Do any lines in the data below contain "proteica"? If so, copy every one of them.
━━ DATASET EXCERPTS ━━
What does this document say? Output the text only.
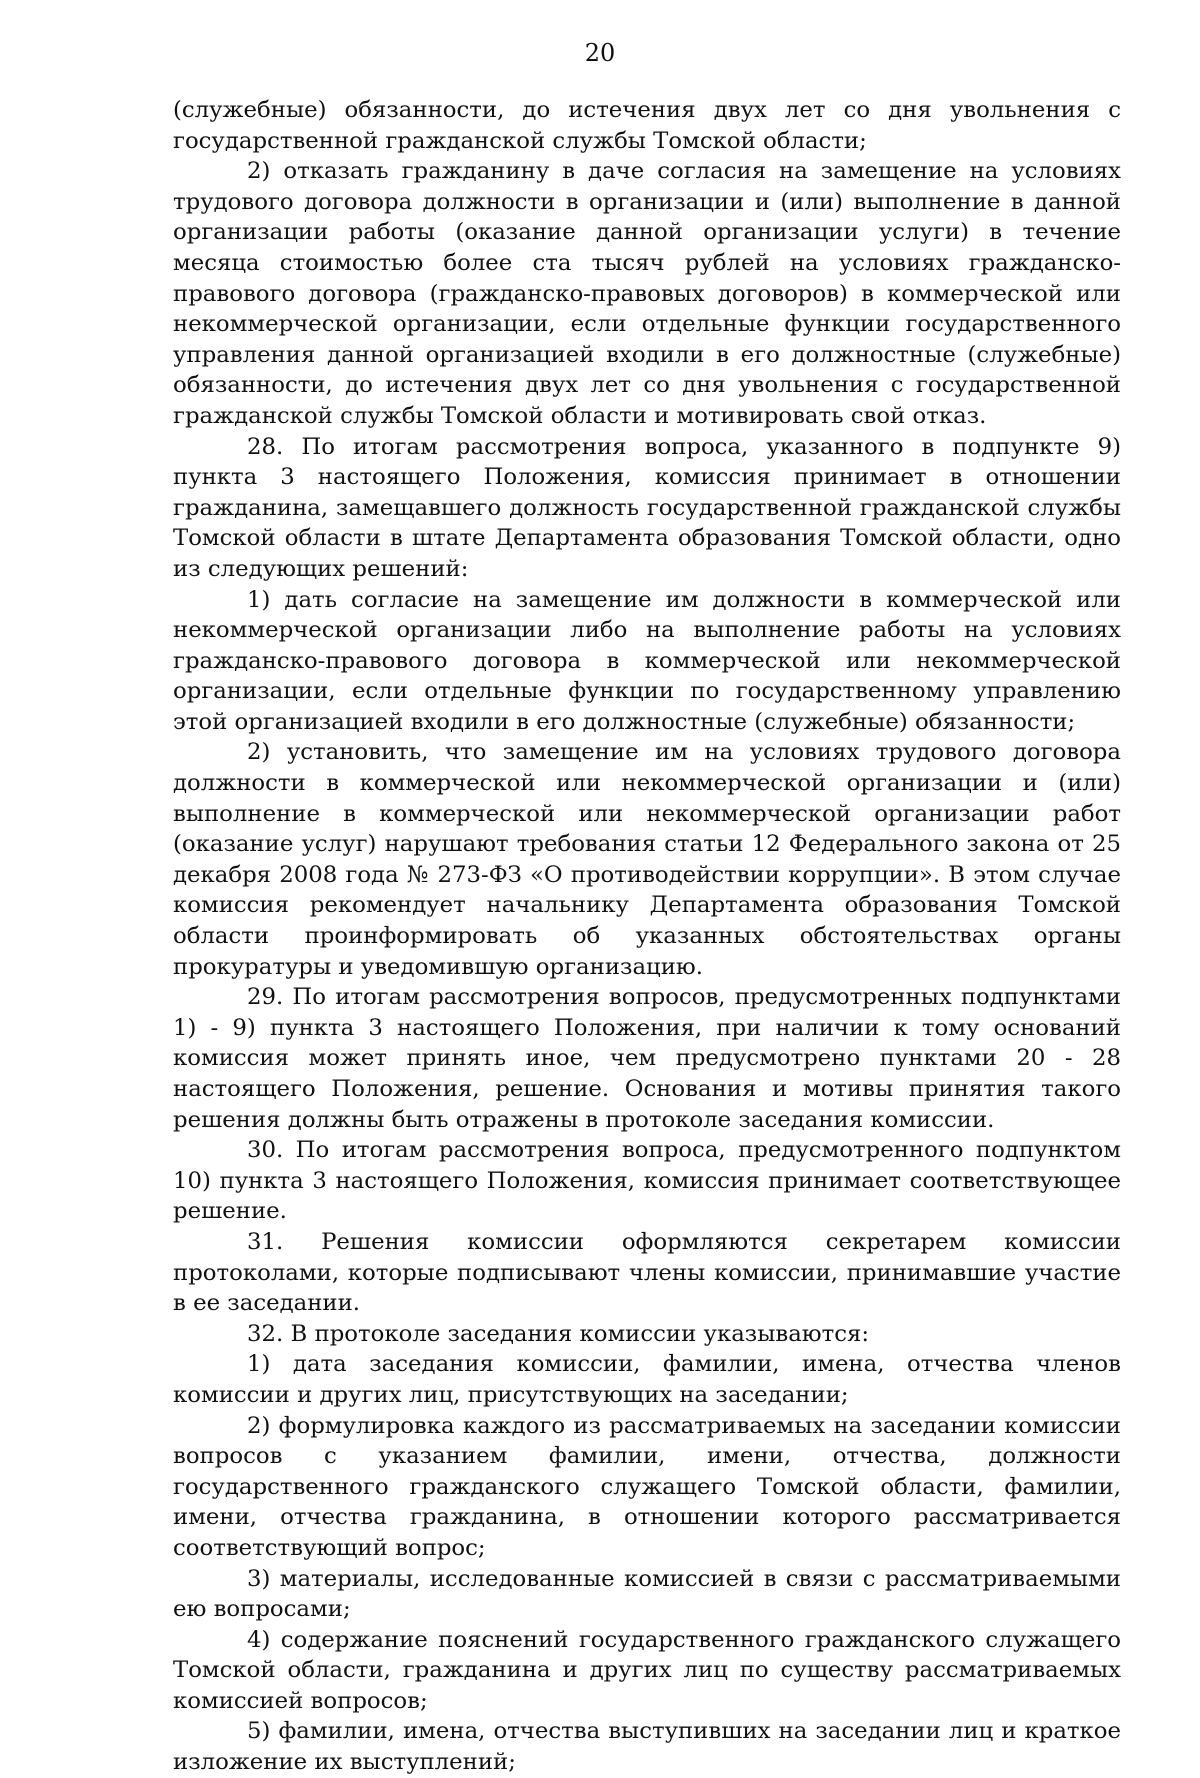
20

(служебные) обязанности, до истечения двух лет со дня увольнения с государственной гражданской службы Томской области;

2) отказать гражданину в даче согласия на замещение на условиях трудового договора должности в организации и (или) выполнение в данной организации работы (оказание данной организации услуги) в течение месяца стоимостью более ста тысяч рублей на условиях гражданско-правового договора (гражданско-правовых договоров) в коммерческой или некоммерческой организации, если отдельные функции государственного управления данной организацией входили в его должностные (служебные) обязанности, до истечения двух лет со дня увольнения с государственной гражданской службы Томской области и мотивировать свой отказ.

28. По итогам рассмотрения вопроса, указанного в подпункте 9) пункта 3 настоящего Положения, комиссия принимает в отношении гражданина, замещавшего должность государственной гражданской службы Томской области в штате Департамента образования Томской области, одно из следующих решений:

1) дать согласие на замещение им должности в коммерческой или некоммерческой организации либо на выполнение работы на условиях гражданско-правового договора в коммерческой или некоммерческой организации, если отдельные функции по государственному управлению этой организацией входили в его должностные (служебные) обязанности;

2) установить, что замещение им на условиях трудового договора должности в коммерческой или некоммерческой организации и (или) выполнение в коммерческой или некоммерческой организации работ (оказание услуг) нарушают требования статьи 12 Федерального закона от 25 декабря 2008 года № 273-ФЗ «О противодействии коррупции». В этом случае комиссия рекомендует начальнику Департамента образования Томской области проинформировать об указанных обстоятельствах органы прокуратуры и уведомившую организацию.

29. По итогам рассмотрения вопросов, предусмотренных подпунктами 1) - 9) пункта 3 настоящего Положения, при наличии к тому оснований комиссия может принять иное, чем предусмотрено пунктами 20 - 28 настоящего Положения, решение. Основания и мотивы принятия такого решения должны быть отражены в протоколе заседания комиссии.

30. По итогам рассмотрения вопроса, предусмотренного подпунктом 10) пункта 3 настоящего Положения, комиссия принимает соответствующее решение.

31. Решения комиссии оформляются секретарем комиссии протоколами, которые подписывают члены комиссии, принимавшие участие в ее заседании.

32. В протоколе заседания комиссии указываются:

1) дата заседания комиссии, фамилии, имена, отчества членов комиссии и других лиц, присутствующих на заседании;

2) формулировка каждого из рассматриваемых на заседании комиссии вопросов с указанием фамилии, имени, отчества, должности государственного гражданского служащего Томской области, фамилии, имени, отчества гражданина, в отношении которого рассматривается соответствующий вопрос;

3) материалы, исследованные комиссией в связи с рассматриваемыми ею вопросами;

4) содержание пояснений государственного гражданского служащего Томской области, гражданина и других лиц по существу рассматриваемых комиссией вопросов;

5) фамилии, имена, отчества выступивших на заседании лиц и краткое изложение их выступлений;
━━━
━━ DATASET EXCERPTS ━━
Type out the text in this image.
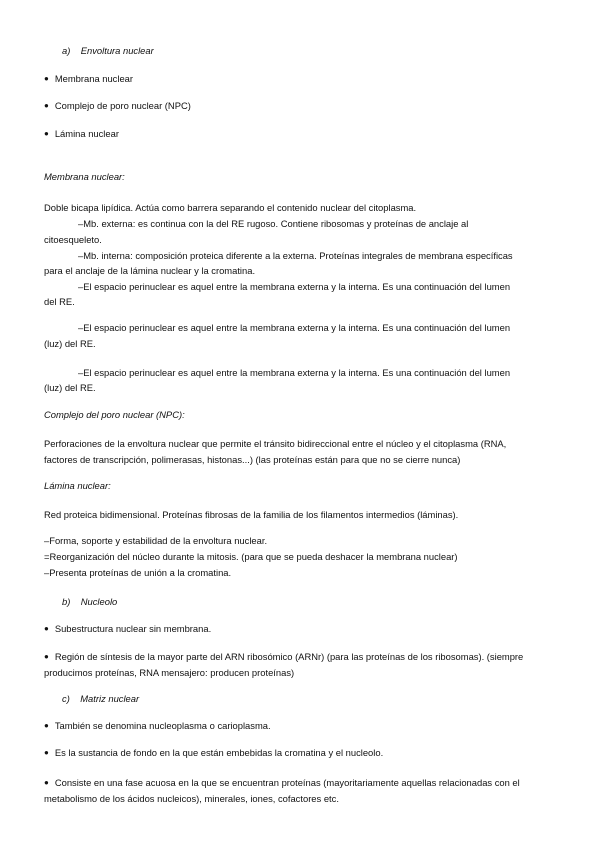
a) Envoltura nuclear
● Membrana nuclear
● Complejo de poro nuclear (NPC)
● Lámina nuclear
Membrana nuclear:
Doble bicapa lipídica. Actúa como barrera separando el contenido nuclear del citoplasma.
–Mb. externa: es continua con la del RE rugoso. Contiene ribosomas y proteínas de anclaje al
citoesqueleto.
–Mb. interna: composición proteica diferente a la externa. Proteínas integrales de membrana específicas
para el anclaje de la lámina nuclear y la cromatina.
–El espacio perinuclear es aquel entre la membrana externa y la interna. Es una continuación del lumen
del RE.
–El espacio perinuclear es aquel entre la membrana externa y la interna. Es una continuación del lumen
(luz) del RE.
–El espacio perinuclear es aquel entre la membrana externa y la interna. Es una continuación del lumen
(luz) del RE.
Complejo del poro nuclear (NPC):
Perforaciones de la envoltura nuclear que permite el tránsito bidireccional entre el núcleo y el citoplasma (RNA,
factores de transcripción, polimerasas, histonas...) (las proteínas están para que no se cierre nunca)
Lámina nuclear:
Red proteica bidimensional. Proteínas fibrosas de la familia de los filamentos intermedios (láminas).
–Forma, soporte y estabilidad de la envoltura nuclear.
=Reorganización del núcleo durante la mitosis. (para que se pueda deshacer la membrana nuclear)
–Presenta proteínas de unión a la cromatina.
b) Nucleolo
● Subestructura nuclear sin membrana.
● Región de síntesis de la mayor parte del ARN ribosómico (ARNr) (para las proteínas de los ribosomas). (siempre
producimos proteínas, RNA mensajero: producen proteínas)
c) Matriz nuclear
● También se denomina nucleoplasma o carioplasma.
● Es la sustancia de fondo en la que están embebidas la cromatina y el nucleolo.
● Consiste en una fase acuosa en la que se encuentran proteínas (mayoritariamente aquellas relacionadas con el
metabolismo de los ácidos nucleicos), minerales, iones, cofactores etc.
━━━
TASK OUTPUT:
–Mb. interna: composición proteica diferente a la externa. Proteínas integrales de membrana específicas
Red proteica bidimensional. Proteínas fibrosas de la familia de los filamentos intermedios (láminas).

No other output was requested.